**Exercise description:** Using the data beneath, show every line that includes the word "JSON".

** START Supplied data **

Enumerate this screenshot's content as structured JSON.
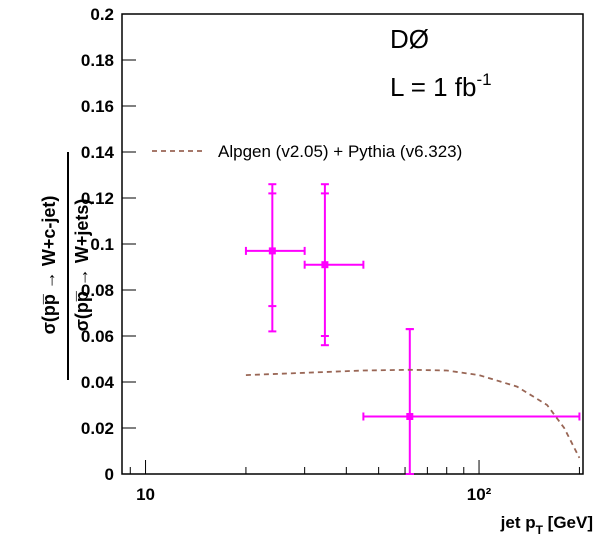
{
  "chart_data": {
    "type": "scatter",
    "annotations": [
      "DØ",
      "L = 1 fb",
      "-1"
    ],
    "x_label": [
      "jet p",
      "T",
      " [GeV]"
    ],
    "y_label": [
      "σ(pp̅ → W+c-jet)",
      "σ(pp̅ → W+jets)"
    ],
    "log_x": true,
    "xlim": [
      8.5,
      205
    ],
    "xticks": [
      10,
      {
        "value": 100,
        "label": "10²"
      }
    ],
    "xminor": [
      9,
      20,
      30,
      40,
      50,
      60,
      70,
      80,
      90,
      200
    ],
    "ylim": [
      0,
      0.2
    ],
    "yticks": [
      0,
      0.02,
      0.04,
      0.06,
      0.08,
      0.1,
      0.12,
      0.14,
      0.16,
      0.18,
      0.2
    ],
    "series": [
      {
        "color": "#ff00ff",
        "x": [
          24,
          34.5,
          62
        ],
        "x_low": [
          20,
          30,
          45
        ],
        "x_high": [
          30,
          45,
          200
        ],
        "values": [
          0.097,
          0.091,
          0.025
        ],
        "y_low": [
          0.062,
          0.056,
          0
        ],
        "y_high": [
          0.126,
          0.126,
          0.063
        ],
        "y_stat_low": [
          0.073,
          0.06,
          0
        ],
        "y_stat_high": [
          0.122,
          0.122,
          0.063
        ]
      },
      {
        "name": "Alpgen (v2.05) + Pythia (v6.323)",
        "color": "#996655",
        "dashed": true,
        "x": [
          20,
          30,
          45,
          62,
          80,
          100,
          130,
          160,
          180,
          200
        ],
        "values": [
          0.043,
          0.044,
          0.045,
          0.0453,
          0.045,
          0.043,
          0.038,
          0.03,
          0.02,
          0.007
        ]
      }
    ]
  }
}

** END Supplied data **
** START Supplied data **

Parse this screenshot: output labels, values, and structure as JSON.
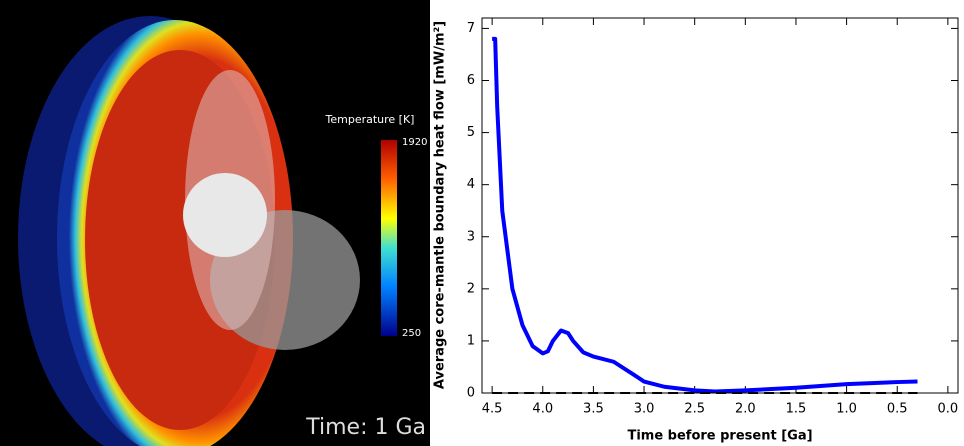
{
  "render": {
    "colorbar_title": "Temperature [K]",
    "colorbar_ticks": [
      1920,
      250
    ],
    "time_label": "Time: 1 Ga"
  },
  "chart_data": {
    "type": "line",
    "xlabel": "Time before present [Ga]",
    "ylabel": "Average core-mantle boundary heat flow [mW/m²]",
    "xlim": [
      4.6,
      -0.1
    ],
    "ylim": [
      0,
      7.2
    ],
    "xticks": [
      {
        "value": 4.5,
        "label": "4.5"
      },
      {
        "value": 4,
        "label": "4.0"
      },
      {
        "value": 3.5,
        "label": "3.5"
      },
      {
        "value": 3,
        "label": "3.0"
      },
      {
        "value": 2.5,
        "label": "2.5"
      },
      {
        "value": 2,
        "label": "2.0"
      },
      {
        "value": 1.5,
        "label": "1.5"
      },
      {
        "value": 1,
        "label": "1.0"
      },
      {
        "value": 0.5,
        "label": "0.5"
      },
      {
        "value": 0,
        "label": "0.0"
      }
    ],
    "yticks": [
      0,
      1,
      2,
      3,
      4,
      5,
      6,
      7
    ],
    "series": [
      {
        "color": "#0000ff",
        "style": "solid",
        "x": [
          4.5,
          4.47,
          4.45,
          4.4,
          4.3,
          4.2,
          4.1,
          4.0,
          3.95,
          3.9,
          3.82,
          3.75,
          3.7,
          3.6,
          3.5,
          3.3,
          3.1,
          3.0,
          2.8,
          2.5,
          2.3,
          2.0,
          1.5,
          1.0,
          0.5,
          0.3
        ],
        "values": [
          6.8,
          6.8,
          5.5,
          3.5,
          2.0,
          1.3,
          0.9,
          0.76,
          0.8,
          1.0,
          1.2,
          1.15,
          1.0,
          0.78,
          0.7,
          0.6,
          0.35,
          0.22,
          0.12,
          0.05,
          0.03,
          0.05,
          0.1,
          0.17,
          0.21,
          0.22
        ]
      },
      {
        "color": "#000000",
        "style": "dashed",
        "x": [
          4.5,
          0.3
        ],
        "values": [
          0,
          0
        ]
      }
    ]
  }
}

** END Supplied data **
** START Supplied data **

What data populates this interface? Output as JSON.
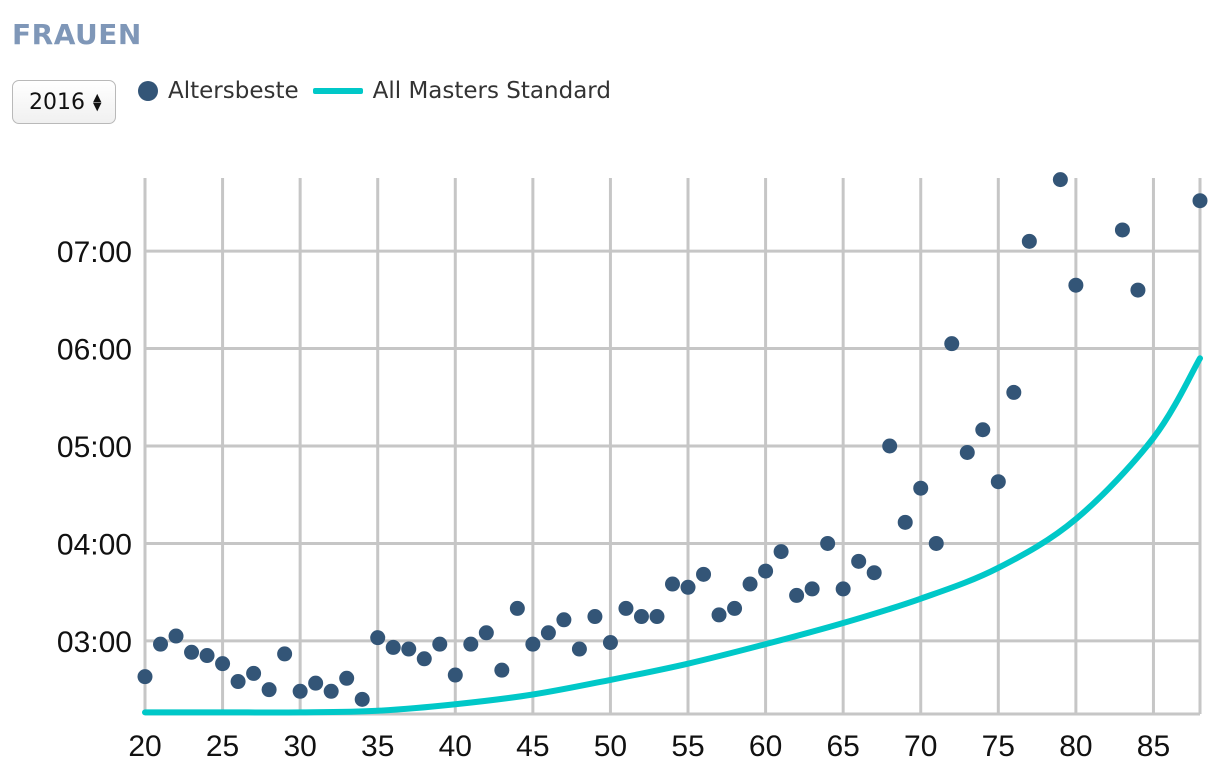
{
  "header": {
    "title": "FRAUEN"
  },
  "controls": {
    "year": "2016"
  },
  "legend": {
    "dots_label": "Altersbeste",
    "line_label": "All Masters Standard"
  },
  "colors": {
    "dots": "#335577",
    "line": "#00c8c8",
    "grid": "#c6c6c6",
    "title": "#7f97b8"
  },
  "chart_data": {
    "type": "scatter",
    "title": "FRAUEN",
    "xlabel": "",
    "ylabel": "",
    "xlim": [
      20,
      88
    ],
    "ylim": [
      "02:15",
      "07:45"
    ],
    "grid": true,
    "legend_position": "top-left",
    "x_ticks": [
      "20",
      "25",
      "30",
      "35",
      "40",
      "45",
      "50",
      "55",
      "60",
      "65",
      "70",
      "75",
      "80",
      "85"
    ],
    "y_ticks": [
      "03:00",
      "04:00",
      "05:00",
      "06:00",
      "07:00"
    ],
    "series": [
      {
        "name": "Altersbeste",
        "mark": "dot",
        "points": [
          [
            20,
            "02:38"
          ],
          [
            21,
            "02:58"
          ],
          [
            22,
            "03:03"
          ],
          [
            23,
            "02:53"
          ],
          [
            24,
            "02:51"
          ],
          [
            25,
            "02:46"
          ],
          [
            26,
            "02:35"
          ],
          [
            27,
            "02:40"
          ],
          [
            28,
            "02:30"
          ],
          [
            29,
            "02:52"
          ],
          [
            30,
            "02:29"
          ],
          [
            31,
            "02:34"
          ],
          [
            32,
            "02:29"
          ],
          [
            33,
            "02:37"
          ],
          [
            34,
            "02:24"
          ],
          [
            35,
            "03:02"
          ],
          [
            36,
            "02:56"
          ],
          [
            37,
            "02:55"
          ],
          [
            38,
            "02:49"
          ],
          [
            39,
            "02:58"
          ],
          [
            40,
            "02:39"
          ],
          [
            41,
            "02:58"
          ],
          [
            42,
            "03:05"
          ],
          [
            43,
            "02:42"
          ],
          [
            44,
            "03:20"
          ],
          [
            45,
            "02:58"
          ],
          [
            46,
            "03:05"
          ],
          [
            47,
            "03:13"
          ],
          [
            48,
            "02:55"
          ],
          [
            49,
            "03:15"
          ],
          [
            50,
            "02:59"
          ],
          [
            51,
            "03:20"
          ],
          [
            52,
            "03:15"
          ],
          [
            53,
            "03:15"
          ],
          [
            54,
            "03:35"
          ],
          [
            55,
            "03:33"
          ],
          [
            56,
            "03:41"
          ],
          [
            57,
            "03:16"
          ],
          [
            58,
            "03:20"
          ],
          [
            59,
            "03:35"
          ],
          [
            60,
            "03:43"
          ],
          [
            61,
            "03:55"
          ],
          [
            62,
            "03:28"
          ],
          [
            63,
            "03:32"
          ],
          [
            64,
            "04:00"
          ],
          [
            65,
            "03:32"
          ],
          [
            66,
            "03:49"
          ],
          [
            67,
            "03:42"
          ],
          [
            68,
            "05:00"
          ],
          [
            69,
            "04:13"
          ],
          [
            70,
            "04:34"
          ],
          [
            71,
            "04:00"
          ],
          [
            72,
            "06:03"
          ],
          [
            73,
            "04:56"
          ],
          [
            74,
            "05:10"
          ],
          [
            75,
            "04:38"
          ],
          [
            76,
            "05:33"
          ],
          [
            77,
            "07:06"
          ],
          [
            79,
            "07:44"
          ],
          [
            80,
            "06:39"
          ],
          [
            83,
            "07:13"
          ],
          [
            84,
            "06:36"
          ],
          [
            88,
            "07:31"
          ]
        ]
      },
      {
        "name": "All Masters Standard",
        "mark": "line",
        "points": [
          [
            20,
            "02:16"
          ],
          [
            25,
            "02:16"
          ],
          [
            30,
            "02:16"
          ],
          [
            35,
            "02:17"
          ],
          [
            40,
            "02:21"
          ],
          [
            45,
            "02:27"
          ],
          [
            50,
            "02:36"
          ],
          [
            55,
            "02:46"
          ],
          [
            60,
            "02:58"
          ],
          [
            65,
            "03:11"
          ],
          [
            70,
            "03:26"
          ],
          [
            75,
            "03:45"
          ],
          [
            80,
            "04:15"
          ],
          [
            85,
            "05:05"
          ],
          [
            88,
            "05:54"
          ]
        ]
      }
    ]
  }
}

** END Supplied data **

**Written reply:**
Enumerate this screenshot's content as structured JSON.
Parse this screenshot: output labels, values, and structure as JSON.
What data populates this interface? Output as JSON.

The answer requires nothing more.